**** MATERIAL PROVIDED

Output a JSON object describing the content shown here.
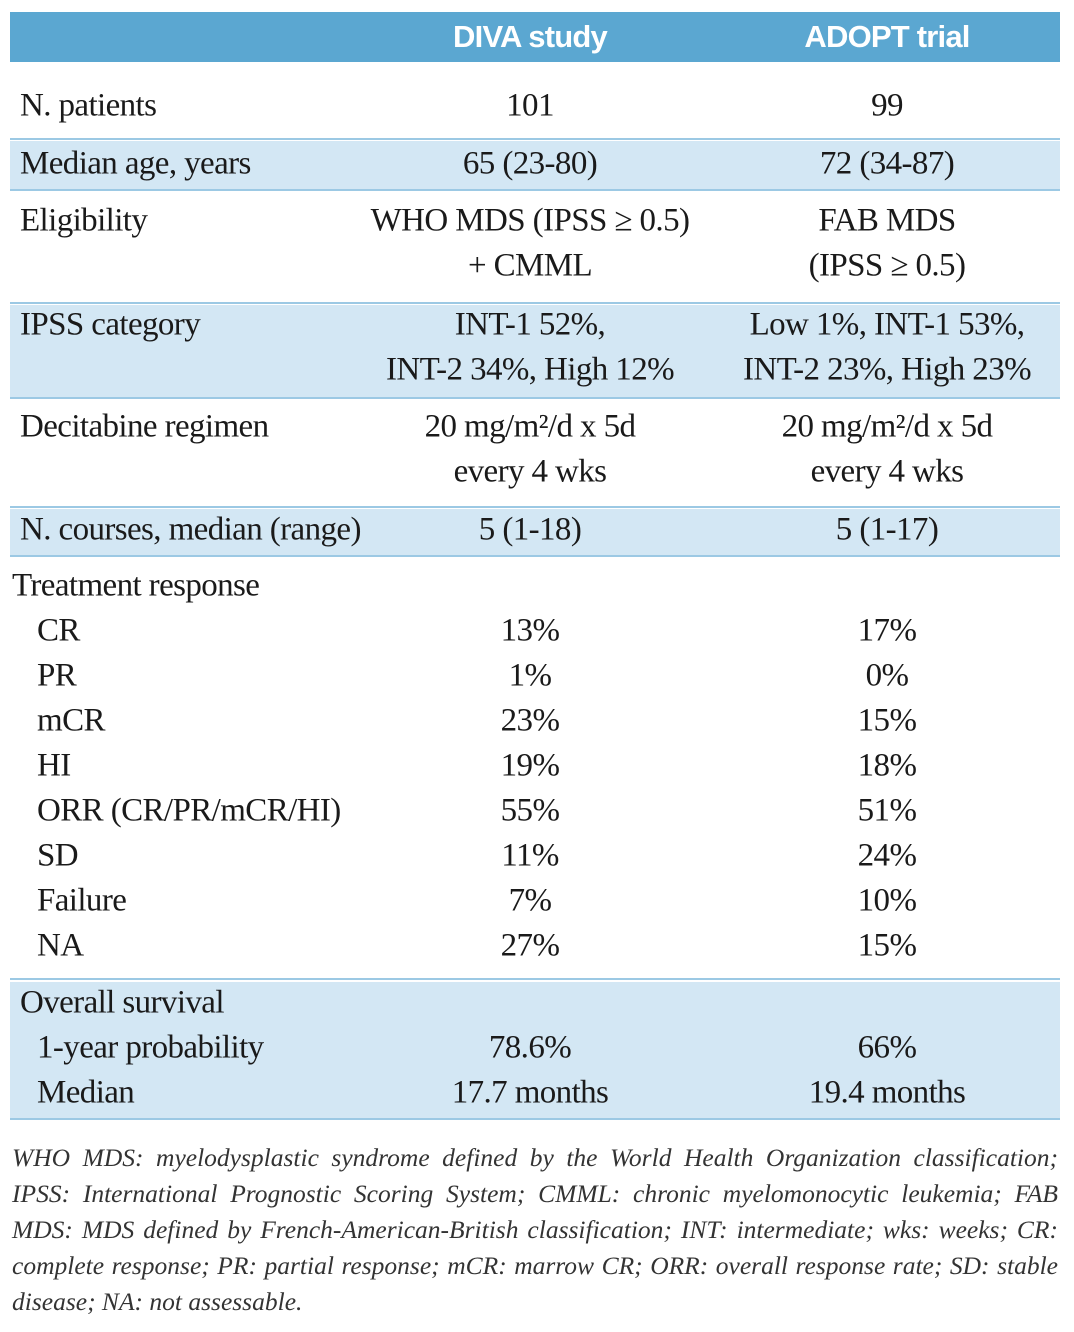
{
  "table": {
    "columns": [
      "DIVA study",
      "ADOPT trial"
    ],
    "rows": [
      {
        "label": "N. patients",
        "cells": [
          [
            "101"
          ],
          [
            "99"
          ]
        ]
      },
      {
        "label": "Median age, years",
        "cells": [
          [
            "65 (23-80)"
          ],
          [
            "72 (34-87)"
          ]
        ]
      },
      {
        "label": "Eligibility",
        "cells": [
          [
            "WHO MDS (IPSS ≥ 0.5)",
            "+ CMML"
          ],
          [
            "FAB MDS",
            "(IPSS ≥ 0.5)"
          ]
        ]
      },
      {
        "label": "IPSS category",
        "cells": [
          [
            "INT-1 52%,",
            "INT-2 34%, High 12%"
          ],
          [
            "Low 1%, INT-1 53%,",
            "INT-2 23%, High 23%"
          ]
        ]
      },
      {
        "label": "Decitabine regimen",
        "cells": [
          [
            "20 mg/m²/d x 5d",
            "every 4 wks"
          ],
          [
            "20 mg/m²/d x 5d",
            "every 4 wks"
          ]
        ]
      },
      {
        "label": "N. courses, median (range)",
        "cells": [
          [
            "5 (1-18)"
          ],
          [
            "5 (1-17)"
          ]
        ]
      }
    ],
    "sections": [
      {
        "title": "Treatment response",
        "rows": [
          {
            "label": "CR",
            "cells": [
              "13%",
              "17%"
            ]
          },
          {
            "label": "PR",
            "cells": [
              "1%",
              "0%"
            ]
          },
          {
            "label": "mCR",
            "cells": [
              "23%",
              "15%"
            ]
          },
          {
            "label": "HI",
            "cells": [
              "19%",
              "18%"
            ]
          },
          {
            "label": "ORR (CR/PR/mCR/HI)",
            "cells": [
              "55%",
              "51%"
            ]
          },
          {
            "label": "SD",
            "cells": [
              "11%",
              "24%"
            ]
          },
          {
            "label": "Failure",
            "cells": [
              "7%",
              "10%"
            ]
          },
          {
            "label": "NA",
            "cells": [
              "27%",
              "15%"
            ]
          }
        ]
      },
      {
        "title": "Overall survival",
        "rows": [
          {
            "label": "1-year probability",
            "cells": [
              "78.6%",
              "66%"
            ]
          },
          {
            "label": "Median",
            "cells": [
              "17.7 months",
              "19.4 months"
            ]
          }
        ]
      }
    ]
  },
  "footnote": "WHO MDS: myelodysplastic syndrome defined by the World Health Organization classification; IPSS: International Prognostic Scoring System; CMML: chronic myelomonocytic leukemia; FAB MDS: MDS defined by French-American-British classification; INT: intermediate; wks: weeks; CR: complete response; PR: partial response; mCR: marrow CR; ORR: overall response rate; SD: stable disease; NA: not assessable."
}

********

Your answer should be a single number: the count of lines in the data that include the word "IPSS".

4